--- Stated goal ---
Return each line holding the string "output".

Rows from a figure dataset
★ ★ ★

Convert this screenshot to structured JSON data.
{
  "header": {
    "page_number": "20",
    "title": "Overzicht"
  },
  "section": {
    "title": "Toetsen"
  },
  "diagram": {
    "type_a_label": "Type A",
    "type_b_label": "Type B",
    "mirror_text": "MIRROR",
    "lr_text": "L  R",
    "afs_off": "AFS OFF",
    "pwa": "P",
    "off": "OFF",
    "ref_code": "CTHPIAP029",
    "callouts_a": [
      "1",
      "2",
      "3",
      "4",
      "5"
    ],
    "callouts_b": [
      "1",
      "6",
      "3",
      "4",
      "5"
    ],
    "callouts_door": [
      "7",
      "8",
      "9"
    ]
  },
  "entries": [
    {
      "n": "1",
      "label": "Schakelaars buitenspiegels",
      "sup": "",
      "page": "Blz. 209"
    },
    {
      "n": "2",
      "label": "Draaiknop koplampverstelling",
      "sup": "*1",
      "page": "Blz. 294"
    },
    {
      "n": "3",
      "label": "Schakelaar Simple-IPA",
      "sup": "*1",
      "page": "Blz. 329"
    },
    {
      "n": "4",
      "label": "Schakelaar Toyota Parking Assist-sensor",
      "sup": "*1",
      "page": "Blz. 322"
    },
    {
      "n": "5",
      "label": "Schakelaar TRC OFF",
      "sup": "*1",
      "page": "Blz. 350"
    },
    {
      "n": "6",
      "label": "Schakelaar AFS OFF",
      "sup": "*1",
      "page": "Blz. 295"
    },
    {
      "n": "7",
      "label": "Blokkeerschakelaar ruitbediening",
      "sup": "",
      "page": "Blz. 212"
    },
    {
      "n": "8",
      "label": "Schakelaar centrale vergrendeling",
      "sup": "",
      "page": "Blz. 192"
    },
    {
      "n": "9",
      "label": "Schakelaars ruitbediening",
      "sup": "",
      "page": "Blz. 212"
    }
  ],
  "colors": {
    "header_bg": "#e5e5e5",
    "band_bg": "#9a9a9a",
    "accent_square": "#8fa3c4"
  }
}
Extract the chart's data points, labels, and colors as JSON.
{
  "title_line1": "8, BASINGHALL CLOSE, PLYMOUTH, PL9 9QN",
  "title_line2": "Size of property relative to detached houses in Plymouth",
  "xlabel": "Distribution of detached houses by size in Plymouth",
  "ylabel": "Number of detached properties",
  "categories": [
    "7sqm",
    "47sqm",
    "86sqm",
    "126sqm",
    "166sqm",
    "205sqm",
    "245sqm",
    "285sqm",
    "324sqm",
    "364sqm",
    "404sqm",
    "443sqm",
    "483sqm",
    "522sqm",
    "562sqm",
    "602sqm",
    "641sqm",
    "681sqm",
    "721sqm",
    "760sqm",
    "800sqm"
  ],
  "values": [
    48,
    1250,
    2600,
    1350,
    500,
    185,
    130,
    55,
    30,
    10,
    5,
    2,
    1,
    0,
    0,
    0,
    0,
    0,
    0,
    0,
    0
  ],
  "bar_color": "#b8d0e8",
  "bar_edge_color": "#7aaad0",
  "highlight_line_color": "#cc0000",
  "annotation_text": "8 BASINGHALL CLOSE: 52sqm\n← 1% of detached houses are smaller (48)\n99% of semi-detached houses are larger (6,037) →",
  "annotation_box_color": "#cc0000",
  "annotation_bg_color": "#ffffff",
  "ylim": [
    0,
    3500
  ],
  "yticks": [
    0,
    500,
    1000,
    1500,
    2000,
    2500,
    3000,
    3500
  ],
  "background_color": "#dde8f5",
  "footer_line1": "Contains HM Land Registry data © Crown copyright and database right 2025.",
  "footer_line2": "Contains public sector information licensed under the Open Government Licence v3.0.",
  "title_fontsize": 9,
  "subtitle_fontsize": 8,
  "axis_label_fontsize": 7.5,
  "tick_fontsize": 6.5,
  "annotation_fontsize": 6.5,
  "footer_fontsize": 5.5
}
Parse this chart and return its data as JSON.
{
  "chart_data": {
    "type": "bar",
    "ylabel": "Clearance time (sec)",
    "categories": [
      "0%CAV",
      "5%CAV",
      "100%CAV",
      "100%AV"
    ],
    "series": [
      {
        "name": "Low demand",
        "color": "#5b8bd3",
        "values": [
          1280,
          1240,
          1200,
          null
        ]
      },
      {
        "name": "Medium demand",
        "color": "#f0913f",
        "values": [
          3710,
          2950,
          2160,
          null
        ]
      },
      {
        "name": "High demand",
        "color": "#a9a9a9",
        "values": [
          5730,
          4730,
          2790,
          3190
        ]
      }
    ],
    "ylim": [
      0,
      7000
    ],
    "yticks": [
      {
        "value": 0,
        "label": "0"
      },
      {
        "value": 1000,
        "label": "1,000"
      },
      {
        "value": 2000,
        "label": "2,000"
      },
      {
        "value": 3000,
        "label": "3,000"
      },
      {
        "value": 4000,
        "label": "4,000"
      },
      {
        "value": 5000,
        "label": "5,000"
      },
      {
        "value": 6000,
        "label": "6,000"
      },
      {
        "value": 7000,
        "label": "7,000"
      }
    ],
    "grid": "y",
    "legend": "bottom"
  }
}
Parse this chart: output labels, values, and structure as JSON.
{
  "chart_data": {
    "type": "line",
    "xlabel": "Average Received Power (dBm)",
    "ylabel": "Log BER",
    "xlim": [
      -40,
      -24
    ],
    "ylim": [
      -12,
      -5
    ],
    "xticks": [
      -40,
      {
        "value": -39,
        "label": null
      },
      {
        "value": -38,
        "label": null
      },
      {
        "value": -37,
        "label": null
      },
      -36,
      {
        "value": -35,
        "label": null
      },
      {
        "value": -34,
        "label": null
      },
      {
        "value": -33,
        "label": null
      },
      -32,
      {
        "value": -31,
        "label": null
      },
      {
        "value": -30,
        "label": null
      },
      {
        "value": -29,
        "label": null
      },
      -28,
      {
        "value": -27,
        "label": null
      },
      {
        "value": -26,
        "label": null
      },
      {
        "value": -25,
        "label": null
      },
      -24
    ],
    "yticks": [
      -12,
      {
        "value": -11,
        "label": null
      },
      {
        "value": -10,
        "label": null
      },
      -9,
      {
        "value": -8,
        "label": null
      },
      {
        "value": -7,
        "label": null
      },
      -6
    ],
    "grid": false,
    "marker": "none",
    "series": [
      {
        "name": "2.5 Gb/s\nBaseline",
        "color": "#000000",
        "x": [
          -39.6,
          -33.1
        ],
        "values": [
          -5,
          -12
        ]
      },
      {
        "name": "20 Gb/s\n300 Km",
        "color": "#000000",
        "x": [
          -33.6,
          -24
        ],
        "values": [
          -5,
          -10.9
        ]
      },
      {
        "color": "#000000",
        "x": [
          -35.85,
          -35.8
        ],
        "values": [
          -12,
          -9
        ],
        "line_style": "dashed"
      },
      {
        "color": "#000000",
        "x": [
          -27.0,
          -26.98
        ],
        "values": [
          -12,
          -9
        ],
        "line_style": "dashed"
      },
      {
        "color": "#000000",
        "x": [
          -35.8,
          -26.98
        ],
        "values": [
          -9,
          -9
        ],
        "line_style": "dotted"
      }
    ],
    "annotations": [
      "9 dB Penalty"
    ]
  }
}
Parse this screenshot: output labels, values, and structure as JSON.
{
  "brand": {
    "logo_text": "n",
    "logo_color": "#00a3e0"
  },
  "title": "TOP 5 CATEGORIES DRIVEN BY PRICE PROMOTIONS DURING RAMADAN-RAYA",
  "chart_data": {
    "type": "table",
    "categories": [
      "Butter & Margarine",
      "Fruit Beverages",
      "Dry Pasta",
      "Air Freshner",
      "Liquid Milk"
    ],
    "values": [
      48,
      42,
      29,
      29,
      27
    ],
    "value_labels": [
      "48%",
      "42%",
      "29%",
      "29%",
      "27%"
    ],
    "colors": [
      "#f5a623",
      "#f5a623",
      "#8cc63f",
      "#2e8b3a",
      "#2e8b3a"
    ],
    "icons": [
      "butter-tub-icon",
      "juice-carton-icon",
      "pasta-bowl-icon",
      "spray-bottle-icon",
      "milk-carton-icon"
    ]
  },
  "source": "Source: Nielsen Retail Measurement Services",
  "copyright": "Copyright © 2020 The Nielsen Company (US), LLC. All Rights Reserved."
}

★ ★ ★

--- In response ---
Parse this chart: output labels, values, and structure as JSON.
Parse this screenshot: output labels, values, and structure as JSON.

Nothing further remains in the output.